Task directions: Keep only the lines of the data below that contain "this", and copy them.
[begin Record set]
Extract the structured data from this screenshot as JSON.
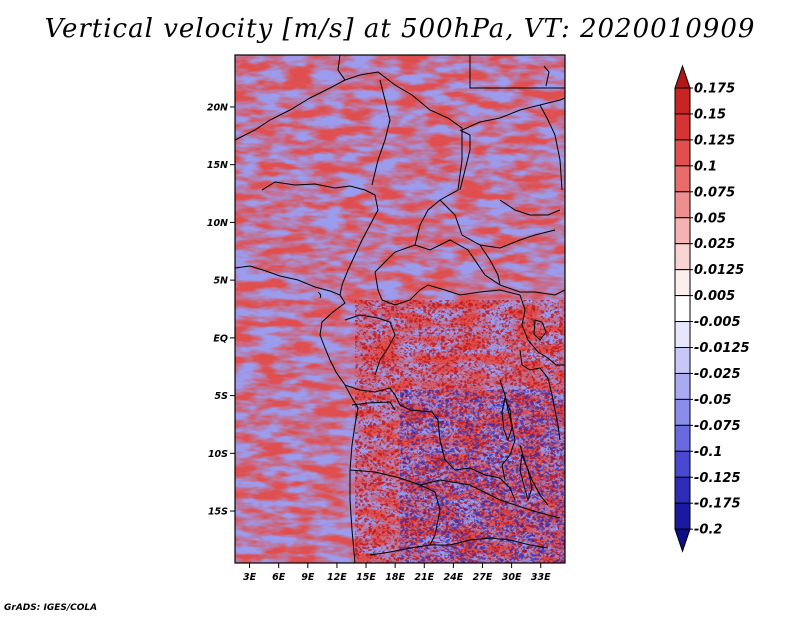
{
  "title": "Vertical velocity [m/s] at 500hPa, VT: 2020010909",
  "credit": "GrADS: IGES/COLA",
  "map": {
    "lat_labels": [
      "20N",
      "15N",
      "10N",
      "5N",
      "EQ",
      "5S",
      "10S",
      "15S"
    ],
    "lat_values": [
      20,
      15,
      10,
      5,
      0,
      -5,
      -10,
      -15
    ],
    "lon_labels": [
      "3E",
      "6E",
      "9E",
      "12E",
      "15E",
      "18E",
      "21E",
      "24E",
      "27E",
      "30E",
      "33E"
    ],
    "lon_values": [
      3,
      6,
      9,
      12,
      15,
      18,
      21,
      24,
      27,
      30,
      33
    ],
    "lon_range": [
      1.5,
      35.5
    ],
    "lat_range": [
      -19.5,
      24.5
    ]
  },
  "colorbar": {
    "levels": [
      "0.175",
      "0.15",
      "0.125",
      "0.1",
      "0.075",
      "0.05",
      "0.025",
      "0.0125",
      "0.005",
      "-0.005",
      "-0.0125",
      "-0.025",
      "-0.05",
      "-0.075",
      "-0.1",
      "-0.125",
      "-0.175",
      "-0.2"
    ],
    "colors": [
      "#b01818",
      "#c82424",
      "#d63434",
      "#e04e4e",
      "#e86c6c",
      "#ef8e8e",
      "#f5b2b2",
      "#f9d2d2",
      "#fdeeee",
      "#ffffff",
      "#e6e6fc",
      "#c8c8f8",
      "#aaaaf2",
      "#8c8cea",
      "#6a6ae0",
      "#4848d0",
      "#2c2cb8",
      "#1a1aa0",
      "#0e0e86"
    ]
  }
}
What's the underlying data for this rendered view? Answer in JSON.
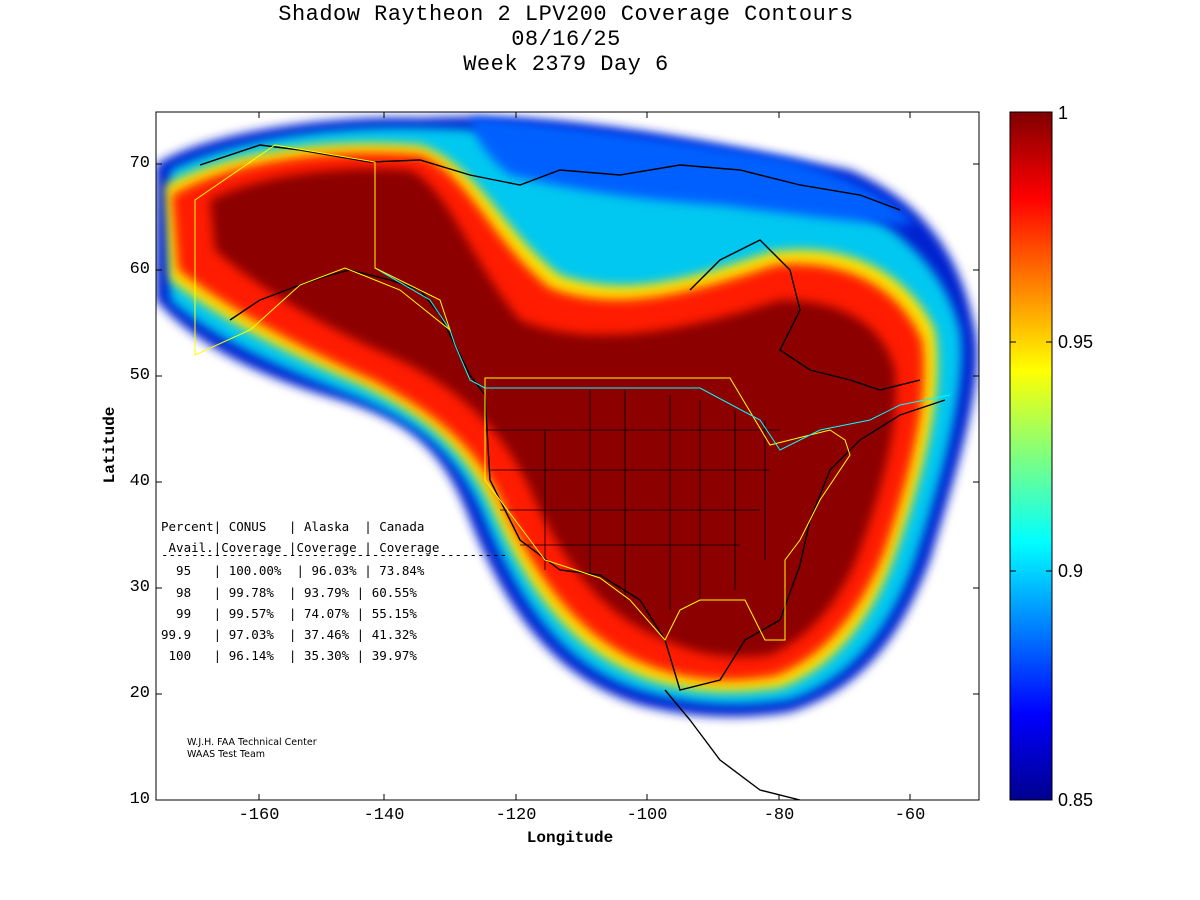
{
  "title": {
    "line1": "Shadow Raytheon 2 LPV200 Coverage Contours",
    "line2": "08/16/25",
    "line3": "Week 2379 Day 6"
  },
  "axes": {
    "xlabel": "Longitude",
    "ylabel": "Latitude",
    "xticks": [
      "-160",
      "-140",
      "-120",
      "-100",
      "-80",
      "-60"
    ],
    "yticks": [
      "70",
      "60",
      "50",
      "40",
      "30",
      "20",
      "10"
    ],
    "xlim": [
      -175,
      -50
    ],
    "ylim": [
      10,
      75
    ]
  },
  "colorbar": {
    "ticks": [
      "1",
      "0.95",
      "0.9",
      "0.85"
    ],
    "range": [
      0.85,
      1.0
    ],
    "colormap": "jet",
    "colors": [
      "#00008f",
      "#0000ff",
      "#00ffff",
      "#ffff00",
      "#ff0000",
      "#800000"
    ]
  },
  "coverage_table": {
    "header1": "Percent| CONUS   | Alaska  | Canada",
    "header2": " Avail.|Coverage |Coverage | Coverage",
    "separator": "----------------------------------------------",
    "rows": [
      "  95   | 100.00%  | 96.03% | 73.84%",
      "  98   | 99.78%  | 93.79% | 60.55%",
      "  99   | 99.57%  | 74.07% | 55.15%",
      "99.9   | 97.03%  | 37.46% | 41.32%",
      " 100   | 96.14%  | 35.30% | 39.97%"
    ]
  },
  "credit": {
    "line1": "W.J.H. FAA Technical Center",
    "line2": "WAAS Test Team"
  }
}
[end Record set]
Full solution:
Extract the structured data from this screenshot as JSON.
What's the underlying data for this rendered view? Answer in JSON.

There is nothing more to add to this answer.